Task brief:
Return every line below as is, leaving out the pictures.

Records contained in a dataset
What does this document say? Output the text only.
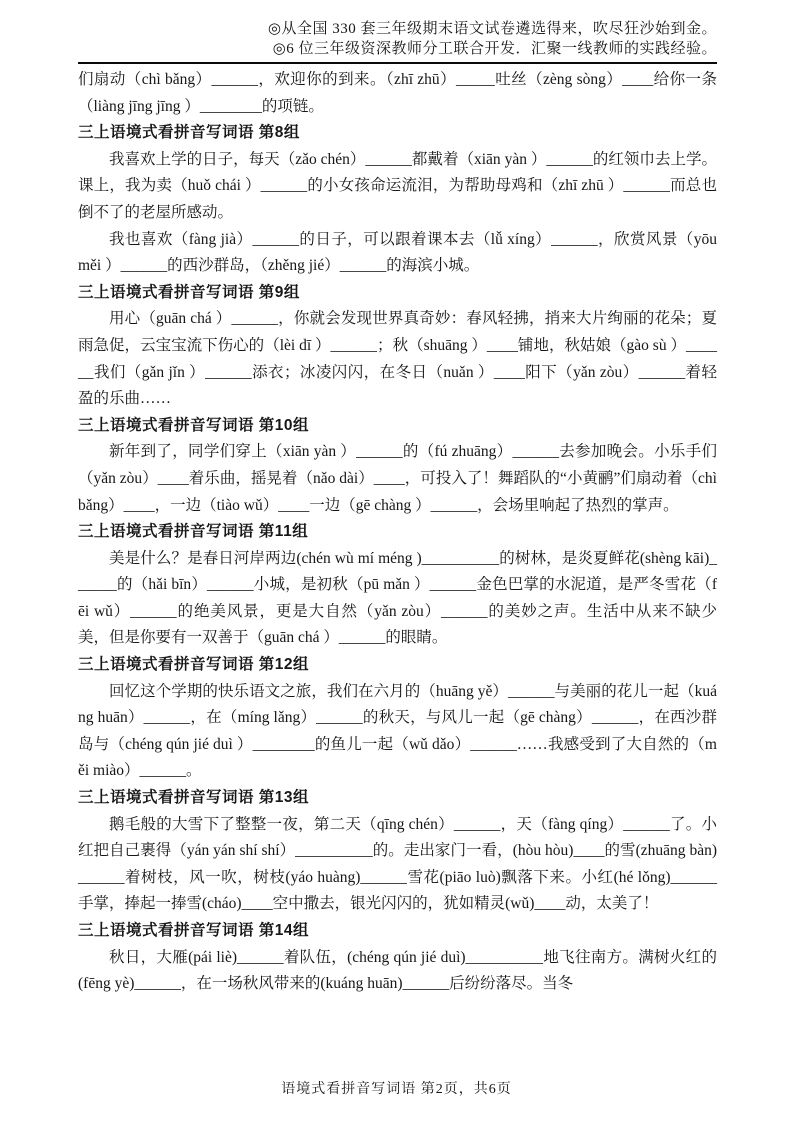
◎从全国 330 套三年级期末语文试卷遴选得来，吹尽狂沙始到金。
◎6 位三年级资深教师分工联合开发．汇聚一线教师的实践经验。

们扇动（chì bǎng）______，欢迎你的到来。（zhī zhū）_____吐丝（zèng sòng）____给你一条（liàng jīng jīng ）________的项链。

三上语境式看拼音写词语 第8组

我喜欢上学的日子，每天（zǎo chén）______都戴着（xiān yàn ）______的红领巾去上学。课上，我为卖（huǒ chái ）______的小女孩命运流泪，为帮助母鸡和（zhī zhū ）______而总也倒不了的老屋所感动。

我也喜欢（fàng jià）______的日子，可以跟着课本去（lǚ xíng）______，欣赏风景（yōu měi ）______的西沙群岛，（zhěng jié）______的海滨小城。

三上语境式看拼音写词语 第9组

用心（guān chá ）______，你就会发现世界真奇妙：春风轻拂，捎来大片绚丽的花朵；夏雨急促，云宝宝流下伤心的（lèi dī ）______；秋（shuāng ）____铺地，秋姑娘（gào sù ）______我们（gǎn jǐn ）______添衣；冰凌闪闪，在冬日（nuǎn ）____阳下（yǎn zòu）______着轻盈的乐曲……

三上语境式看拼音写词语 第10组

新年到了，同学们穿上（xiān yàn ）______的（fú zhuāng）______去参加晚会。小乐手们（yǎn zòu）____着乐曲，摇晃着（nǎo dài）____，可投入了！舞蹈队的“小黄鹂”们扇动着（chì bǎng）____，一边（tiào wǔ）____一边（gē chàng ）______，会场里响起了热烈的掌声。

三上语境式看拼音写词语 第11组

美是什么？是春日河岸两边(chén wù mí méng )__________的树林，是炎夏鲜花(shèng kāi)______的（hǎi bīn）______小城，是初秋（pū mǎn ）______金色巴掌的水泥道，是严冬雪花（fēi wǔ）______的绝美风景，更是大自然（yǎn zòu）______的美妙之声。生活中从来不缺少美，但是你要有一双善于（guān chá ）______的眼睛。

三上语境式看拼音写词语 第12组

回忆这个学期的快乐语文之旅，我们在六月的（huāng yě）______与美丽的花儿一起（kuáng huān）______，在（míng lǎng）______的秋天，与风儿一起（gē chàng）______，在西沙群岛与（chéng qún jié duì ）________的鱼儿一起（wǔ dǎo）______……我感受到了大自然的（měi miào）______。

三上语境式看拼音写词语 第13组

鹅毛般的大雪下了整整一夜，第二天（qīng chén）______，天（fàng qíng）______了。小红把自己裹得（yán yán shí shí）__________的。走出家门一看，(hòu hòu)____的雪(zhuāng bàn)______着树枝，风一吹，树枝(yáo huàng)______雪花(piāo luò)飘落下来。小红(hé lǒng)______手掌，捧起一捧雪(cháo)____空中撒去，银光闪闪的，犹如精灵(wǔ)____动，太美了！

三上语境式看拼音写词语 第14组

秋日，大雁(pái liè)______着队伍，(chéng qún jié duì)__________地飞往南方。满树火红的(fēng yè)______，在一场秋风带来的(kuáng huān)______后纷纷落尽。当冬

语境式看拼音写词语 第2页，共6页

Task solution:
What does this document say? Output the text only.
◎从全国 330 套三年级期末语文试卷遴选得来，吹尽狂沙始到金。
◎6 位三年级资深教师分工联合开发．汇聚一线教师的实践经验。

们扇动（chì bǎng）______，欢迎你的到来。（zhī zhū）_____吐丝（zèng sòng）____给你一条（liàng jīng jīng ）________的项链。

三上语境式看拼音写词语 第8组

我喜欢上学的日子，每天（zǎo chén）______都戴着（xiān yàn ）______的红领巾去上学。课上，我为卖（huǒ chái ）______的小女孩命运流泪，为帮助母鸡和（zhī zhū ）______而总也倒不了的老屋所感动。

我也喜欢（fàng jià）______的日子，可以跟着课本去（lǚ xíng）______，欣赏风景（yōu měi ）______的西沙群岛，（zhěng jié）______的海滨小城。

三上语境式看拼音写词语 第9组

用心（guān chá ）______，你就会发现世界真奇妙：春风轻拂，捎来大片绚丽的花朵；夏雨急促，云宝宝流下伤心的（lèi dī ）______；秋（shuāng ）____铺地，秋姑娘（gào sù ）______我们（gǎn jǐn ）______添衣；冰凌闪闪，在冬日（nuǎn ）____阳下（yǎn zòu）______着轻盈的乐曲……

三上语境式看拼音写词语 第10组

新年到了，同学们穿上（xiān yàn ）______的（fú zhuāng）______去参加晚会。小乐手们（yǎn zòu）____着乐曲，摇晃着（nǎo dài）____，可投入了！舞蹈队的“小黄鹂”们扇动着（chì bǎng）____，一边（tiào wǔ）____一边（gē chàng ）______，会场里响起了热烈的掌声。

三上语境式看拼音写词语 第11组

美是什么？是春日河岸两边(chén wù mí méng )__________的树林，是炎夏鲜花(shèng kāi)______的（hǎi bīn）______小城，是初秋（pū mǎn ）______金色巴掌的水泥道，是严冬雪花（fēi wǔ）______的绝美风景，更是大自然（yǎn zòu）______的美妙之声。生活中从来不缺少美，但是你要有一双善于（guān chá ）______的眼睛。

三上语境式看拼音写词语 第12组

回忆这个学期的快乐语文之旅，我们在六月的（huāng yě）______与美丽的花儿一起（kuáng huān）______，在（míng lǎng）______的秋天，与风儿一起（gē chàng）______，在西沙群岛与（chéng qún jié duì ）________的鱼儿一起（wǔ dǎo）______……我感受到了大自然的（měi miào）______。

三上语境式看拼音写词语 第13组

鹅毛般的大雪下了整整一夜，第二天（qīng chén）______，天（fàng qíng）______了。小红把自己裹得（yán yán shí shí）__________的。走出家门一看，(hòu hòu)____的雪(zhuāng bàn)______着树枝，风一吹，树枝(yáo huàng)______雪花(piāo luò)飘落下来。小红(hé lǒng)______手掌，捧起一捧雪(cháo)____空中撒去，银光闪闪的，犹如精灵(wǔ)____动，太美了！

三上语境式看拼音写词语 第14组

秋日，大雁(pái liè)______着队伍，(chéng qún jié duì)__________地飞往南方。满树火红的(fēng yè)______，在一场秋风带来的(kuáng huān)______后纷纷落尽。当冬

语境式看拼音写词语 第2页，共6页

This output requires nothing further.